(Required work) Could you write out every entry exactly as it stands?

Records from a dataset:
begin

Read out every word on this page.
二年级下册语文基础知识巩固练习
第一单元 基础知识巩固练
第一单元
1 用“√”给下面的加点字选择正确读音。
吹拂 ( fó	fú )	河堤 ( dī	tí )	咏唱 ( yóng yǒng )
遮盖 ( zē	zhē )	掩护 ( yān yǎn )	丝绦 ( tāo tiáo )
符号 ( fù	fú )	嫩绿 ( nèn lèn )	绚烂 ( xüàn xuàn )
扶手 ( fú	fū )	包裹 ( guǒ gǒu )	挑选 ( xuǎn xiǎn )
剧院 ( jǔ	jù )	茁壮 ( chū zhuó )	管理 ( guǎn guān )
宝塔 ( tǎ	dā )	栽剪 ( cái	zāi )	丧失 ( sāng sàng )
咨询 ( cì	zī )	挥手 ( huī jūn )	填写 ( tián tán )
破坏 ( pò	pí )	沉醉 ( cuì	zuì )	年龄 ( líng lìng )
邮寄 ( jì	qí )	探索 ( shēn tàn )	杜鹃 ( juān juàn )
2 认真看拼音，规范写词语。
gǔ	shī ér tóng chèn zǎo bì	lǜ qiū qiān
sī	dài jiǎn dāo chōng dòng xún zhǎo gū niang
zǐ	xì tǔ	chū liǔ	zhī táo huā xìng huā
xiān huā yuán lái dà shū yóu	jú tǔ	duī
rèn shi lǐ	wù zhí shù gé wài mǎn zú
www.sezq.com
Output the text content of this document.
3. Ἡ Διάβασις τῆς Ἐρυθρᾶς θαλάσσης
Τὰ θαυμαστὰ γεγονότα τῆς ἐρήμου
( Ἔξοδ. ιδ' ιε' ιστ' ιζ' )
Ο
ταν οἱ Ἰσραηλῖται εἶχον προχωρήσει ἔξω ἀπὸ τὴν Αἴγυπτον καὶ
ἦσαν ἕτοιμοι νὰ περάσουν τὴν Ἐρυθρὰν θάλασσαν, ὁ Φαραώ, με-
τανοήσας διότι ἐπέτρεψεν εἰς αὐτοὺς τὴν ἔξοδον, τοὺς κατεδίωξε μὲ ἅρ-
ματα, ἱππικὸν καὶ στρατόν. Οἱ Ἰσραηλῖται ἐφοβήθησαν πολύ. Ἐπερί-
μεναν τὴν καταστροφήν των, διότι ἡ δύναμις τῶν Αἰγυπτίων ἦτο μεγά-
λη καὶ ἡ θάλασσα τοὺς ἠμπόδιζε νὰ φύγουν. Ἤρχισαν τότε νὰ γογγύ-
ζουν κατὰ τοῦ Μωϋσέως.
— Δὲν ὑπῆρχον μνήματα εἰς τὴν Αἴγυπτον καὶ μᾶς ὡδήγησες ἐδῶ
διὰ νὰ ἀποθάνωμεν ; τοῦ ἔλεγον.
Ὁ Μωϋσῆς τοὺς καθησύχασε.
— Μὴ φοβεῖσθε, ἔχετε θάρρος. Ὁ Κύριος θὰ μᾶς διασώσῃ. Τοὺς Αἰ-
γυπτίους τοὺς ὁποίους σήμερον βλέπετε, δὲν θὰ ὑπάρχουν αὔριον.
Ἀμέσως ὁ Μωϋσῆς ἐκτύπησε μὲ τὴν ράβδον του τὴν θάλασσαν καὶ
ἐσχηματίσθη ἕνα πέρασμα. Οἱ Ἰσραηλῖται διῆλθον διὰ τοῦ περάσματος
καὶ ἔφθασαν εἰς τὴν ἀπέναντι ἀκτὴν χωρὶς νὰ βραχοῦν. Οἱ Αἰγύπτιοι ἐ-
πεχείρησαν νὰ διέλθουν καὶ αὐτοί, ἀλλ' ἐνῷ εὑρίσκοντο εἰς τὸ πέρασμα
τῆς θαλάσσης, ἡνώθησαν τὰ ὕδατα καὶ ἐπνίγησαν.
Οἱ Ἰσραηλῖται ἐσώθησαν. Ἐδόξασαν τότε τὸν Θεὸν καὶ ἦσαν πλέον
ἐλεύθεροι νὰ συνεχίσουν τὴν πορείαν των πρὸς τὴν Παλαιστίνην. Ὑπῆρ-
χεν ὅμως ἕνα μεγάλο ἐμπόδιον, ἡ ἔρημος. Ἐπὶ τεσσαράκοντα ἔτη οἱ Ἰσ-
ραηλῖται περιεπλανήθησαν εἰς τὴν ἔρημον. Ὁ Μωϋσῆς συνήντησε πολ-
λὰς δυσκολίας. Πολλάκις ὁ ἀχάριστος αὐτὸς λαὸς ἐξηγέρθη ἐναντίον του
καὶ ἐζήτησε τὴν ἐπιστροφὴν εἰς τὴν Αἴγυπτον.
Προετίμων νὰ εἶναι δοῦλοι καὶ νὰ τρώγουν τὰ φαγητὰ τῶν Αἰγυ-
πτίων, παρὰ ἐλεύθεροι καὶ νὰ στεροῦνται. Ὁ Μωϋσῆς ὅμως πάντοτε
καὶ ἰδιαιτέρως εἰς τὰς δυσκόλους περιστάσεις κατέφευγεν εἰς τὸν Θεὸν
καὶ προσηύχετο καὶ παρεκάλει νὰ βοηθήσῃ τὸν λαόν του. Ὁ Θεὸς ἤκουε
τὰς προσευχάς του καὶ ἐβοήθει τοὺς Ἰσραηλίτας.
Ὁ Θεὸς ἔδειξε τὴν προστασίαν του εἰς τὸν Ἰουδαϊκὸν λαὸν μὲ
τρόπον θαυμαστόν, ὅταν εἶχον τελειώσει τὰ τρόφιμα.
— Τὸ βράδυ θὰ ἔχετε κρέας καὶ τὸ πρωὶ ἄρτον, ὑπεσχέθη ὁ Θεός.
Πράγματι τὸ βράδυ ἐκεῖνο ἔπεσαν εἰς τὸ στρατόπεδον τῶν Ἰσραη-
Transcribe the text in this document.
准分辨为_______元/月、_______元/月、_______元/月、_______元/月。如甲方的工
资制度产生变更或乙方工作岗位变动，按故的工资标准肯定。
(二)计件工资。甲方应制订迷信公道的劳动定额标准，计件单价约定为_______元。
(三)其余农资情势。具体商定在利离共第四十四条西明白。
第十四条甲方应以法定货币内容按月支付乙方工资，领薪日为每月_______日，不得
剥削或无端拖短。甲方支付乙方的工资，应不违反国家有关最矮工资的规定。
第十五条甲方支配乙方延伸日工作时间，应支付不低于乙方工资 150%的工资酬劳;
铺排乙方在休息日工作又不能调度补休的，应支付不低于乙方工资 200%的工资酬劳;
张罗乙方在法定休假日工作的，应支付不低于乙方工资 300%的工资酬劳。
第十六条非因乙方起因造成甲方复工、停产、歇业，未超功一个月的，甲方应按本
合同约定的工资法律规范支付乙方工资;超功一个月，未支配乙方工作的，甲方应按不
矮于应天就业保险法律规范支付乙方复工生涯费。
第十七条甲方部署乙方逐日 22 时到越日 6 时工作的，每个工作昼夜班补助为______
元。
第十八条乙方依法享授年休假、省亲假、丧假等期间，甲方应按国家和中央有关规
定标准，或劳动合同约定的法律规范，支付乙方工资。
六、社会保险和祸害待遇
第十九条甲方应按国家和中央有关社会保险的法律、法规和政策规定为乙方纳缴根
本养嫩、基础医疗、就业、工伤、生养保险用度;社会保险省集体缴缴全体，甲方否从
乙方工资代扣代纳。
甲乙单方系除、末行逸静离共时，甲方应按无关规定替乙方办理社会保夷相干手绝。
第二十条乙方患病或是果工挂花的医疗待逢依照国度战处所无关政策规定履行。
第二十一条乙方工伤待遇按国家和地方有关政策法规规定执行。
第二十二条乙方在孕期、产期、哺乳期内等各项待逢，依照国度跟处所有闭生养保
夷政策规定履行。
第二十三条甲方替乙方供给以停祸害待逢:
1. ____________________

end

(Task response)
Read out every word on this page.
二年级下册语文基础知识巩固练习
第一单元 基础知识巩固练
第一单元
1 用“√”给下面的加点字选择正确读音。
吹拂 ( fó	fú )	河堤 ( dī	tí )	咏唱 ( yóng yǒng )
遮盖 ( zē	zhē )	掩护 ( yān yǎn )	丝绦 ( tāo tiáo )
符号 ( fù	fú )	嫩绿 ( nèn lèn )	绚烂 ( xüàn xuàn )
扶手 ( fú	fū )	包裹 ( guǒ gǒu )	挑选 ( xuǎn xiǎn )
剧院 ( jǔ	jù )	茁壮 ( chū zhuó )	管理 ( guǎn guān )
宝塔 ( tǎ	dā )	栽剪 ( cái	zāi )	丧失 ( sāng sàng )
咨询 ( cì	zī )	挥手 ( huī jūn )	填写 ( tián tán )
破坏 ( pò	pí )	沉醉 ( cuì	zuì )	年龄 ( líng lìng )
邮寄 ( jì	qí )	探索 ( shēn tàn )	杜鹃 ( juān juàn )
2 认真看拼音，规范写词语。
gǔ	shī ér tóng chèn zǎo bì	lǜ qiū qiān
sī	dài jiǎn dāo chōng dòng xún zhǎo gū niang
zǐ	xì tǔ	chū liǔ	zhī táo huā xìng huā
xiān huā yuán lái dà shū yóu	jú tǔ	duī
rèn shi lǐ	wù zhí shù gé wài mǎn zú
www.sezq.com
Output the text content of this document.
3. Ἡ Διάβασις τῆς Ἐρυθρᾶς θαλάσσης
Τὰ θαυμαστὰ γεγονότα τῆς ἐρήμου
( Ἔξοδ. ιδ' ιε' ιστ' ιζ' )
Ο
ταν οἱ Ἰσραηλῖται εἶχον προχωρήσει ἔξω ἀπὸ τὴν Αἴγυπτον καὶ
ἦσαν ἕτοιμοι νὰ περάσουν τὴν Ἐρυθρὰν θάλασσαν, ὁ Φαραώ, με-
τανοήσας διότι ἐπέτρεψεν εἰς αὐτοὺς τὴν ἔξοδον, τοὺς κατεδίωξε μὲ ἅρ-
ματα, ἱππικὸν καὶ στρατόν. Οἱ Ἰσραηλῖται ἐφοβήθησαν πολύ. Ἐπερί-
μεναν τὴν καταστροφήν των, διότι ἡ δύναμις τῶν Αἰγυπτίων ἦτο μεγά-
λη καὶ ἡ θάλασσα τοὺς ἠμπόδιζε νὰ φύγουν. Ἤρχισαν τότε νὰ γογγύ-
ζουν κατὰ τοῦ Μωϋσέως.
— Δὲν ὑπῆρχον μνήματα εἰς τὴν Αἴγυπτον καὶ μᾶς ὡδήγησες ἐδῶ
διὰ νὰ ἀποθάνωμεν ; τοῦ ἔλεγον.
Ὁ Μωϋσῆς τοὺς καθησύχασε.
— Μὴ φοβεῖσθε, ἔχετε θάρρος. Ὁ Κύριος θὰ μᾶς διασώσῃ. Τοὺς Αἰ-
γυπτίους τοὺς ὁποίους σήμερον βλέπετε, δὲν θὰ ὑπάρχουν αὔριον.
Ἀμέσως ὁ Μωϋσῆς ἐκτύπησε μὲ τὴν ράβδον του τὴν θάλασσαν καὶ
ἐσχηματίσθη ἕνα πέρασμα. Οἱ Ἰσραηλῖται διῆλθον διὰ τοῦ περάσματος
καὶ ἔφθασαν εἰς τὴν ἀπέναντι ἀκτὴν χωρὶς νὰ βραχοῦν. Οἱ Αἰγύπτιοι ἐ-
πεχείρησαν νὰ διέλθουν καὶ αὐτοί, ἀλλ' ἐνῷ εὑρίσκοντο εἰς τὸ πέρασμα
τῆς θαλάσσης, ἡνώθησαν τὰ ὕδατα καὶ ἐπνίγησαν.
Οἱ Ἰσραηλῖται ἐσώθησαν. Ἐδόξασαν τότε τὸν Θεὸν καὶ ἦσαν πλέον
ἐλεύθεροι νὰ συνεχίσουν τὴν πορείαν των πρὸς τὴν Παλαιστίνην. Ὑπῆρ-
χεν ὅμως ἕνα μεγάλο ἐμπόδιον, ἡ ἔρημος. Ἐπὶ τεσσαράκοντα ἔτη οἱ Ἰσ-
ραηλῖται περιεπλανήθησαν εἰς τὴν ἔρημον. Ὁ Μωϋσῆς συνήντησε πολ-
λὰς δυσκολίας. Πολλάκις ὁ ἀχάριστος αὐτὸς λαὸς ἐξηγέρθη ἐναντίον του
καὶ ἐζήτησε τὴν ἐπιστροφὴν εἰς τὴν Αἴγυπτον.
Προετίμων νὰ εἶναι δοῦλοι καὶ νὰ τρώγουν τὰ φαγητὰ τῶν Αἰγυ-
πτίων, παρὰ ἐλεύθεροι καὶ νὰ στεροῦνται. Ὁ Μωϋσῆς ὅμως πάντοτε
καὶ ἰδιαιτέρως εἰς τὰς δυσκόλους περιστάσεις κατέφευγεν εἰς τὸν Θεὸν
καὶ προσηύχετο καὶ παρεκάλει νὰ βοηθήσῃ τὸν λαόν του. Ὁ Θεὸς ἤκουε
τὰς προσευχάς του καὶ ἐβοήθει τοὺς Ἰσραηλίτας.
Ὁ Θεὸς ἔδειξε τὴν προστασίαν του εἰς τὸν Ἰουδαϊκὸν λαὸν μὲ
τρόπον θαυμαστόν, ὅταν εἶχον τελειώσει τὰ τρόφιμα.
— Τὸ βράδυ θὰ ἔχετε κρέας καὶ τὸ πρωὶ ἄρτον, ὑπεσχέθη ὁ Θεός.
Πράγματι τὸ βράδυ ἐκεῖνο ἔπεσαν εἰς τὸ στρατόπεδον τῶν Ἰσραη-
Transcribe the text in this document.
准分辨为_______元/月、_______元/月、_______元/月、_______元/月。如甲方的工
资制度产生变更或乙方工作岗位变动，按故的工资标准肯定。
(二)计件工资。甲方应制订迷信公道的劳动定额标准，计件单价约定为_______元。
(三)其余农资情势。具体商定在利离共第四十四条西明白。
第十四条甲方应以法定货币内容按月支付乙方工资，领薪日为每月_______日，不得
剥削或无端拖短。甲方支付乙方的工资，应不违反国家有关最矮工资的规定。
第十五条甲方支配乙方延伸日工作时间，应支付不低于乙方工资 150%的工资酬劳;
铺排乙方在休息日工作又不能调度补休的，应支付不低于乙方工资 200%的工资酬劳;
张罗乙方在法定休假日工作的，应支付不低于乙方工资 300%的工资酬劳。
第十六条非因乙方起因造成甲方复工、停产、歇业，未超功一个月的，甲方应按本
合同约定的工资法律规范支付乙方工资;超功一个月，未支配乙方工作的，甲方应按不
矮于应天就业保险法律规范支付乙方复工生涯费。
第十七条甲方部署乙方逐日 22 时到越日 6 时工作的，每个工作昼夜班补助为______
元。
第十八条乙方依法享授年休假、省亲假、丧假等期间，甲方应按国家和中央有关规
定标准，或劳动合同约定的法律规范，支付乙方工资。
六、社会保险和祸害待遇
第十九条甲方应按国家和中央有关社会保险的法律、法规和政策规定为乙方纳缴根
本养嫩、基础医疗、就业、工伤、生养保险用度;社会保险省集体缴缴全体，甲方否从
乙方工资代扣代纳。
甲乙单方系除、末行逸静离共时，甲方应按无关规定替乙方办理社会保夷相干手绝。
第二十条乙方患病或是果工挂花的医疗待逢依照国度战处所无关政策规定履行。
第二十一条乙方工伤待遇按国家和地方有关政策法规规定执行。
第二十二条乙方在孕期、产期、哺乳期内等各项待逢，依照国度跟处所有闭生养保
夷政策规定履行。
第二十三条甲方替乙方供给以停祸害待逢:
1. ____________________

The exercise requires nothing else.